PROBLEM DESCRIPTION.
Write out all of the entries that follow, word for word, but skip the pictures.

INPUT DATA.
________
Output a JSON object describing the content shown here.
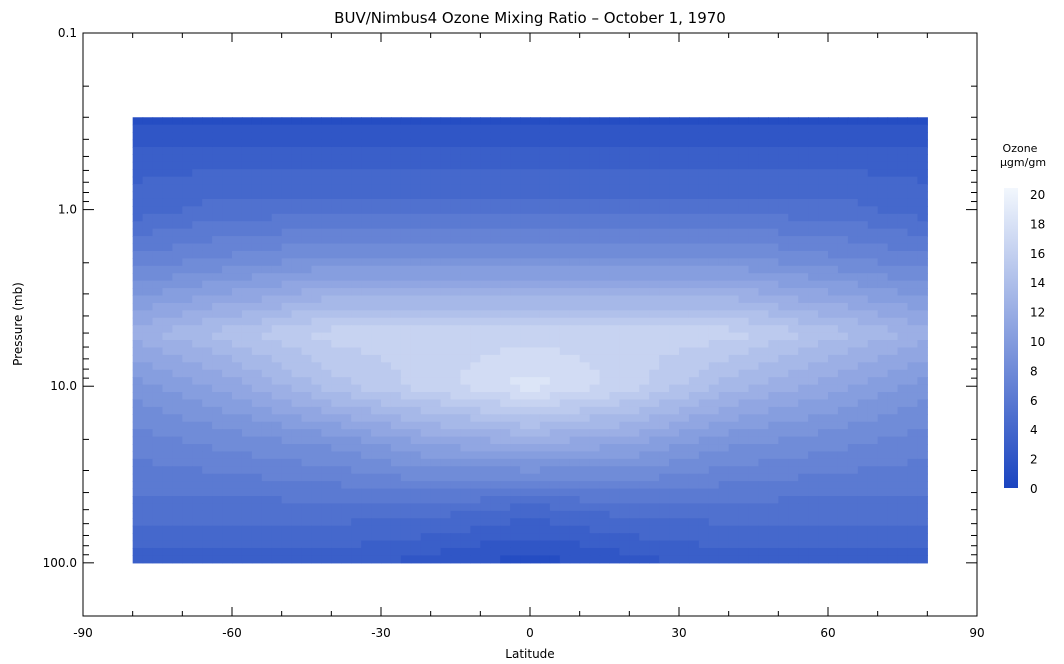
{
  "chart_data": {
    "type": "heatmap",
    "title": "BUV/Nimbus4 Ozone Mixing Ratio – October 1, 1970",
    "xlabel": "Latitude",
    "ylabel": "Pressure (mb)",
    "xlim": [
      -90,
      90
    ],
    "ylim": [
      0.1,
      200
    ],
    "y_scale": "log",
    "y_inverted": true,
    "x_ticks": [
      "-90",
      "-60",
      "-30",
      "0",
      "30",
      "60",
      "90"
    ],
    "y_ticks": [
      "0.1",
      "1.0",
      "10.0",
      "100.0"
    ],
    "data_extent": {
      "lat": [
        -80,
        80
      ],
      "pressure_mb": [
        0.3,
        100
      ]
    },
    "colorbar": {
      "title_line1": "Ozone",
      "title_line2": "µgm/gm",
      "ticks": [
        "20",
        "18",
        "16",
        "14",
        "12",
        "10",
        "8",
        "6",
        "4",
        "2",
        "0"
      ],
      "min": 0,
      "max": 20,
      "color_low": "#1a44c0",
      "color_high": "#f2f7fd"
    },
    "lat": [
      -80,
      -60,
      -40,
      -20,
      0,
      20,
      40,
      60,
      80
    ],
    "pressure": [
      0.3,
      0.5,
      1.0,
      2.0,
      5.0,
      10.0,
      20.0,
      50.0,
      100.0
    ],
    "values": [
      [
        1,
        1,
        1,
        1,
        1,
        1,
        1,
        1,
        1
      ],
      [
        3,
        3,
        3,
        3,
        3,
        3,
        3,
        3,
        3
      ],
      [
        4,
        5,
        5,
        5,
        5,
        5,
        5,
        5,
        4
      ],
      [
        7,
        8,
        9,
        9,
        9,
        9,
        9,
        8,
        7
      ],
      [
        12,
        14,
        16,
        16,
        16,
        16,
        16,
        14,
        12
      ],
      [
        9,
        11,
        14,
        16,
        18,
        16,
        13,
        11,
        9
      ],
      [
        7,
        8,
        9,
        11,
        12,
        11,
        9,
        8,
        7
      ],
      [
        5,
        5,
        5,
        5,
        4,
        5,
        5,
        5,
        5
      ],
      [
        3,
        3,
        3,
        2,
        1,
        2,
        3,
        3,
        3
      ]
    ]
  }
}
________
TASK OUTPUT.
Output a JSON object describing the content shown here.
{
  "chart_data": {
    "type": "heatmap",
    "title": "BUV/Nimbus4 Ozone Mixing Ratio – October 1, 1970",
    "xlabel": "Latitude",
    "ylabel": "Pressure (mb)",
    "xlim": [
      -90,
      90
    ],
    "ylim": [
      0.1,
      200
    ],
    "y_scale": "log",
    "y_inverted": true,
    "x_ticks": [
      "-90",
      "-60",
      "-30",
      "0",
      "30",
      "60",
      "90"
    ],
    "y_ticks": [
      "0.1",
      "1.0",
      "10.0",
      "100.0"
    ],
    "data_extent": {
      "lat": [
        -80,
        80
      ],
      "pressure_mb": [
        0.3,
        100
      ]
    },
    "colorbar": {
      "title_line1": "Ozone",
      "title_line2": "µgm/gm",
      "ticks": [
        "20",
        "18",
        "16",
        "14",
        "12",
        "10",
        "8",
        "6",
        "4",
        "2",
        "0"
      ],
      "min": 0,
      "max": 20,
      "color_low": "#1a44c0",
      "color_high": "#f2f7fd"
    },
    "lat": [
      -80,
      -60,
      -40,
      -20,
      0,
      20,
      40,
      60,
      80
    ],
    "pressure": [
      0.3,
      0.5,
      1.0,
      2.0,
      5.0,
      10.0,
      20.0,
      50.0,
      100.0
    ],
    "values": [
      [
        1,
        1,
        1,
        1,
        1,
        1,
        1,
        1,
        1
      ],
      [
        3,
        3,
        3,
        3,
        3,
        3,
        3,
        3,
        3
      ],
      [
        4,
        5,
        5,
        5,
        5,
        5,
        5,
        5,
        4
      ],
      [
        7,
        8,
        9,
        9,
        9,
        9,
        9,
        8,
        7
      ],
      [
        12,
        14,
        16,
        16,
        16,
        16,
        16,
        14,
        12
      ],
      [
        9,
        11,
        14,
        16,
        18,
        16,
        13,
        11,
        9
      ],
      [
        7,
        8,
        9,
        11,
        12,
        11,
        9,
        8,
        7
      ],
      [
        5,
        5,
        5,
        5,
        4,
        5,
        5,
        5,
        5
      ],
      [
        3,
        3,
        3,
        2,
        1,
        2,
        3,
        3,
        3
      ]
    ]
  }
}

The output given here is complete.